Entries from a visual dataset:
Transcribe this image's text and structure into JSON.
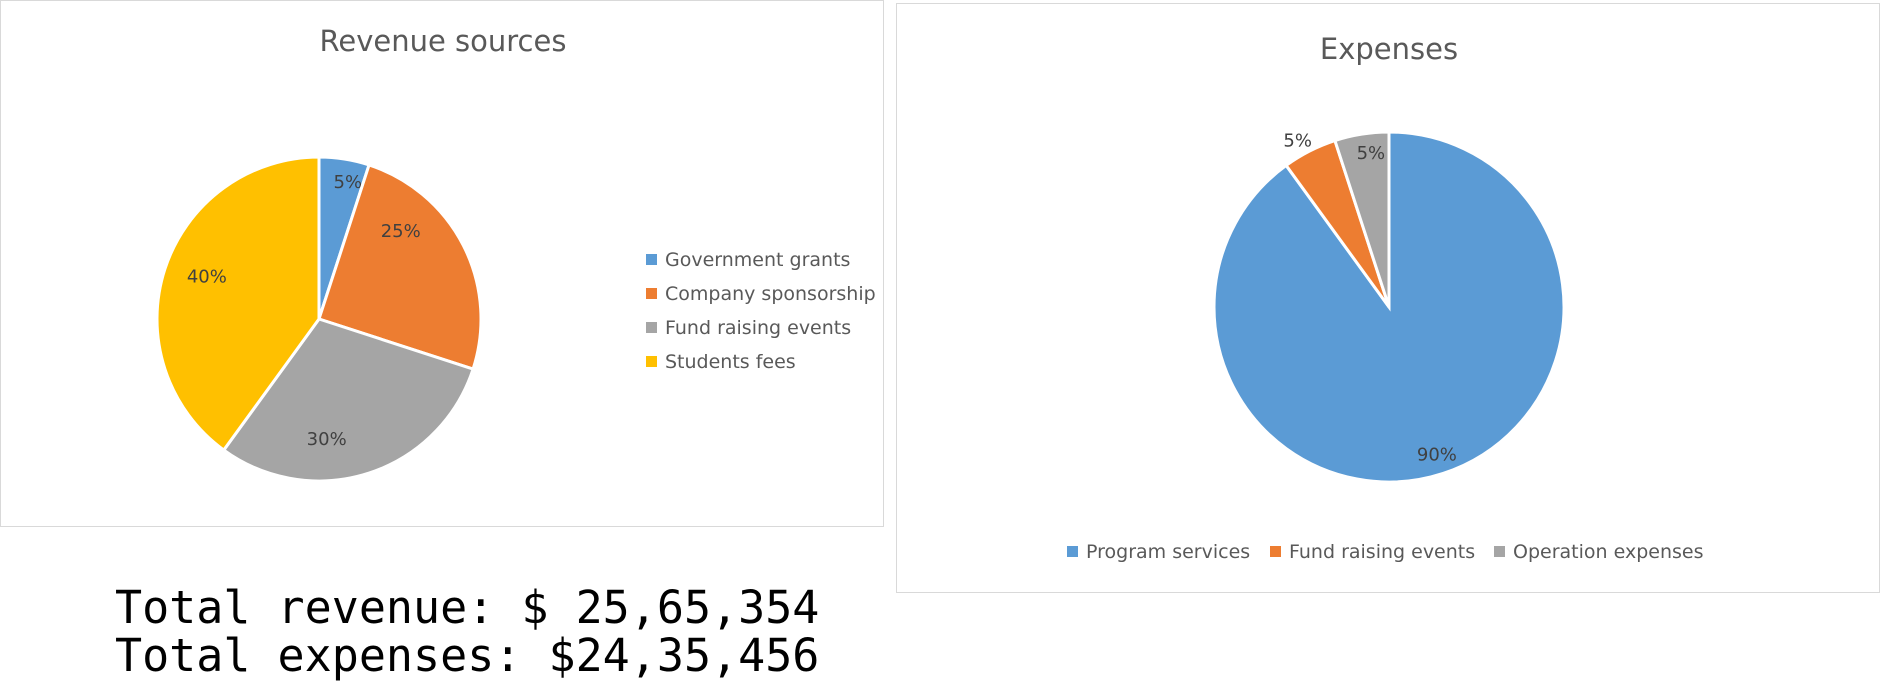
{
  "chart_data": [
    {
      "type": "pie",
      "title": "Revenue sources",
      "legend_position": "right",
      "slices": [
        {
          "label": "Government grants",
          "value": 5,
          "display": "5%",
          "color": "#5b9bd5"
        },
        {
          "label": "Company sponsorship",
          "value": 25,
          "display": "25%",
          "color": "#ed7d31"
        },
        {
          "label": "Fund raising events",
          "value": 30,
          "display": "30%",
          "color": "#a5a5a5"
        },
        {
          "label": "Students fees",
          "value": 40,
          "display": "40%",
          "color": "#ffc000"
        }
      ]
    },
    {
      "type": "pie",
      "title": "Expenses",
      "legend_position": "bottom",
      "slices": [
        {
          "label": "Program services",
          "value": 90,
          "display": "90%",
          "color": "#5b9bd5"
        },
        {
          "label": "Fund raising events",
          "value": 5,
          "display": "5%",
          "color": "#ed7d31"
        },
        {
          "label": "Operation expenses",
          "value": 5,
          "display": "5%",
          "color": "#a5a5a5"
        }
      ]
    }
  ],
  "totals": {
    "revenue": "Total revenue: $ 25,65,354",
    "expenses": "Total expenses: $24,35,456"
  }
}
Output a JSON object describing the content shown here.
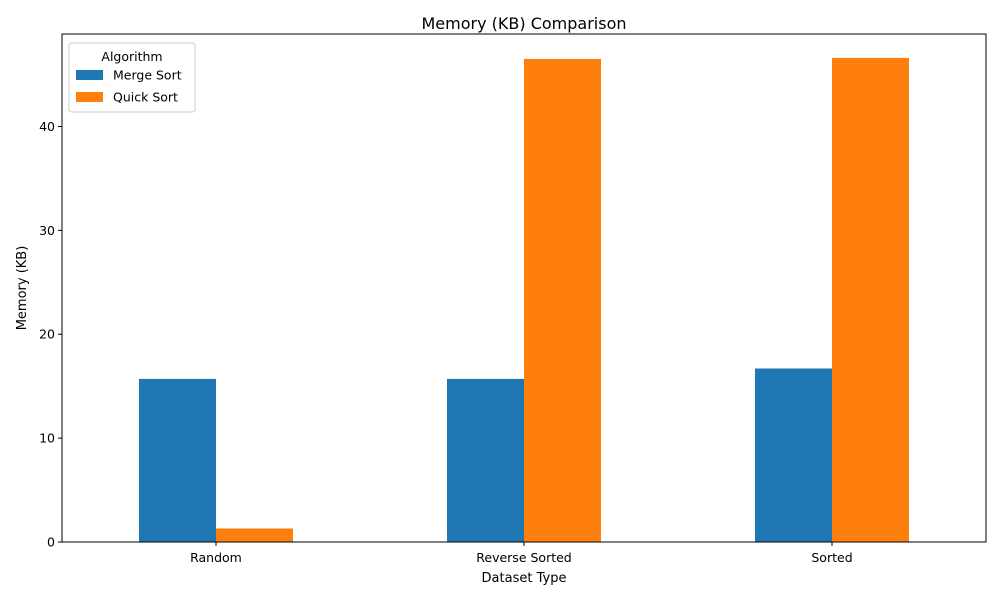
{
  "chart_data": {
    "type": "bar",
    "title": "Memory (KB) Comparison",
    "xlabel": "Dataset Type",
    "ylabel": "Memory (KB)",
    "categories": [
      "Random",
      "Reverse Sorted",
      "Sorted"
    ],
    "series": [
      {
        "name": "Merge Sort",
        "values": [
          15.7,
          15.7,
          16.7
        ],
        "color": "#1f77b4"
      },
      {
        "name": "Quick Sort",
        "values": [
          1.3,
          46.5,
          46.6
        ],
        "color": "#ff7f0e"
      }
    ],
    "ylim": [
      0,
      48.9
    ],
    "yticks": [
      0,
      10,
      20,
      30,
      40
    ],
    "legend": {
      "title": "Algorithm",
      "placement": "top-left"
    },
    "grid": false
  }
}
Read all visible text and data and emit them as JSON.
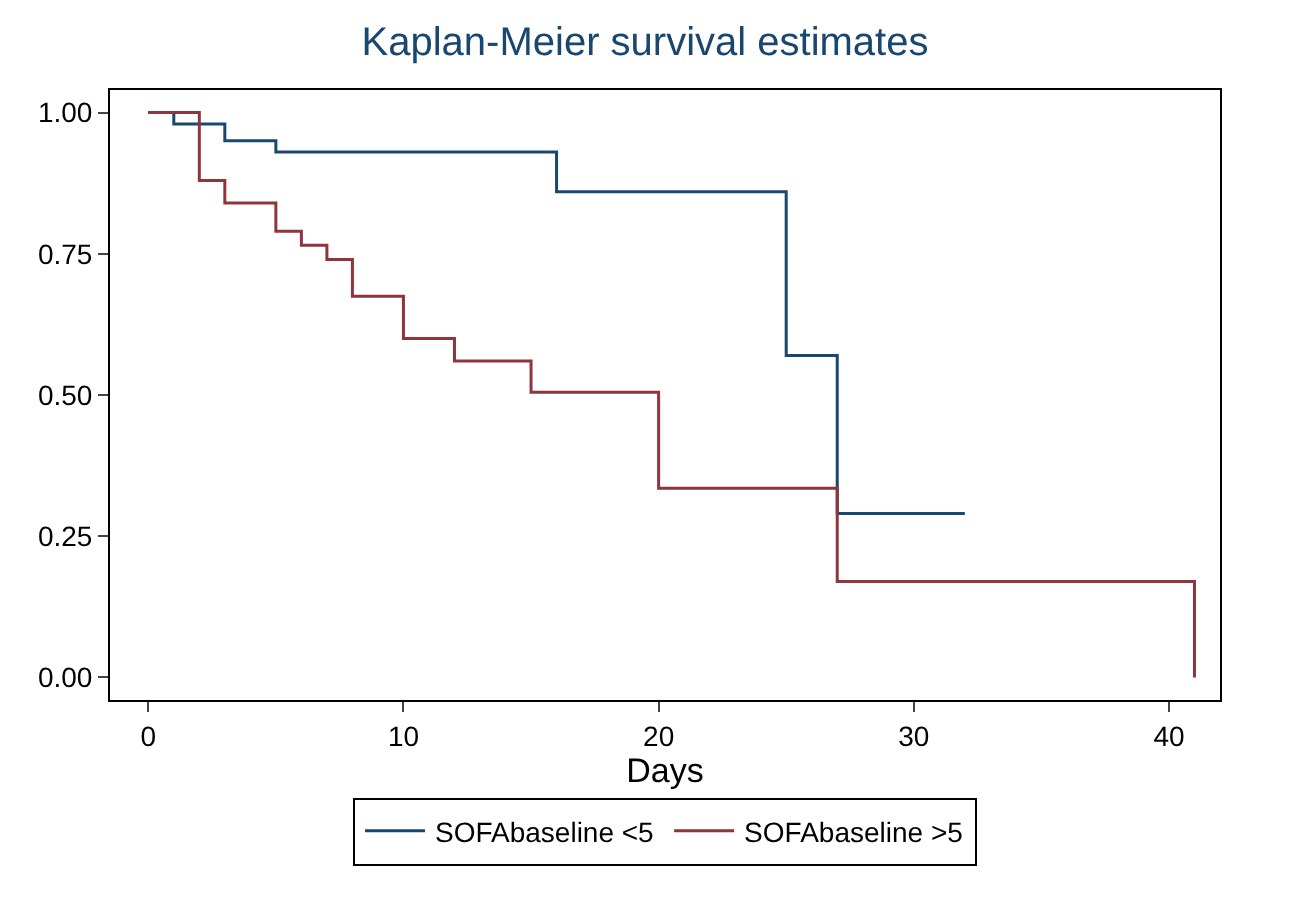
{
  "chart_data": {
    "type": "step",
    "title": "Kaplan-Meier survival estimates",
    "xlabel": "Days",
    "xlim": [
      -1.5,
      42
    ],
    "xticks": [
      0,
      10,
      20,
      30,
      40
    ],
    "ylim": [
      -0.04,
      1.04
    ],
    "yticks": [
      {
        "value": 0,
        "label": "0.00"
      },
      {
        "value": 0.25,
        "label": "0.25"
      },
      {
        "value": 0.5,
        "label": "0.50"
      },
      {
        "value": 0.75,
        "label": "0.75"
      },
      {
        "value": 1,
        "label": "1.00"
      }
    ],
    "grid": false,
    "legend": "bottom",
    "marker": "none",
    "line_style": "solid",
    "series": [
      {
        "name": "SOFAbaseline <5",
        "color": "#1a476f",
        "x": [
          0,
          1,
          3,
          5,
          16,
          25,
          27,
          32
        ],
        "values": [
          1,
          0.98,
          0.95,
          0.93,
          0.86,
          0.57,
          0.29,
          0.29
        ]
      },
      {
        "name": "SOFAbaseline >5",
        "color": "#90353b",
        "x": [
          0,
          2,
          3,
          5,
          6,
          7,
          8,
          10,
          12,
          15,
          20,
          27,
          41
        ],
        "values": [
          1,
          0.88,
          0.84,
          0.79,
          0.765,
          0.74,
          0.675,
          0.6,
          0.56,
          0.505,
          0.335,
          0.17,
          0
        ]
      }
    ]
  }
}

Given instruction:
Each entry above should be reproduced exactly, with the pictures removed.

Exercise output:
Transcribe this image's text and structure into JSON.
{
  "chart_data": [
    {
      "type": "pie",
      "title": "Revenue sources",
      "legend_position": "right",
      "slices": [
        {
          "label": "Government grants",
          "value": 5,
          "display": "5%",
          "color": "#5b9bd5"
        },
        {
          "label": "Company sponsorship",
          "value": 25,
          "display": "25%",
          "color": "#ed7d31"
        },
        {
          "label": "Fund raising events",
          "value": 30,
          "display": "30%",
          "color": "#a5a5a5"
        },
        {
          "label": "Students fees",
          "value": 40,
          "display": "40%",
          "color": "#ffc000"
        }
      ]
    },
    {
      "type": "pie",
      "title": "Expenses",
      "legend_position": "bottom",
      "slices": [
        {
          "label": "Program services",
          "value": 90,
          "display": "90%",
          "color": "#5b9bd5"
        },
        {
          "label": "Fund raising events",
          "value": 5,
          "display": "5%",
          "color": "#ed7d31"
        },
        {
          "label": "Operation expenses",
          "value": 5,
          "display": "5%",
          "color": "#a5a5a5"
        }
      ]
    }
  ],
  "totals": {
    "revenue": "Total revenue: $ 25,65,354",
    "expenses": "Total expenses: $24,35,456"
  }
}
Output a JSON object describing the content shown here.
{
  "chart_data": {
    "type": "bar",
    "title": "Memory (KB) Comparison",
    "xlabel": "Dataset Type",
    "ylabel": "Memory (KB)",
    "categories": [
      "Random",
      "Reverse Sorted",
      "Sorted"
    ],
    "series": [
      {
        "name": "Merge Sort",
        "values": [
          15.7,
          15.7,
          16.7
        ],
        "color": "#1f77b4"
      },
      {
        "name": "Quick Sort",
        "values": [
          1.3,
          46.5,
          46.6
        ],
        "color": "#ff7f0e"
      }
    ],
    "ylim": [
      0,
      48.9
    ],
    "yticks": [
      0,
      10,
      20,
      30,
      40
    ],
    "legend": {
      "title": "Algorithm",
      "placement": "top-left"
    },
    "grid": false
  }
}
Read all visible text and data and emit them as JSON.
{
  "chart_data": {
    "type": "step",
    "title": "Kaplan-Meier survival estimates",
    "xlabel": "Days",
    "xlim": [
      -1.5,
      42
    ],
    "xticks": [
      0,
      10,
      20,
      30,
      40
    ],
    "ylim": [
      -0.04,
      1.04
    ],
    "yticks": [
      {
        "value": 0,
        "label": "0.00"
      },
      {
        "value": 0.25,
        "label": "0.25"
      },
      {
        "value": 0.5,
        "label": "0.50"
      },
      {
        "value": 0.75,
        "label": "0.75"
      },
      {
        "value": 1,
        "label": "1.00"
      }
    ],
    "grid": false,
    "legend": "bottom",
    "marker": "none",
    "line_style": "solid",
    "series": [
      {
        "name": "SOFAbaseline <5",
        "color": "#1a476f",
        "x": [
          0,
          1,
          3,
          5,
          16,
          25,
          27,
          32
        ],
        "values": [
          1,
          0.98,
          0.95,
          0.93,
          0.86,
          0.57,
          0.29,
          0.29
        ]
      },
      {
        "name": "SOFAbaseline >5",
        "color": "#90353b",
        "x": [
          0,
          2,
          3,
          5,
          6,
          7,
          8,
          10,
          12,
          15,
          20,
          27,
          41
        ],
        "values": [
          1,
          0.88,
          0.84,
          0.79,
          0.765,
          0.74,
          0.675,
          0.6,
          0.56,
          0.505,
          0.335,
          0.17,
          0
        ]
      }
    ]
  }
}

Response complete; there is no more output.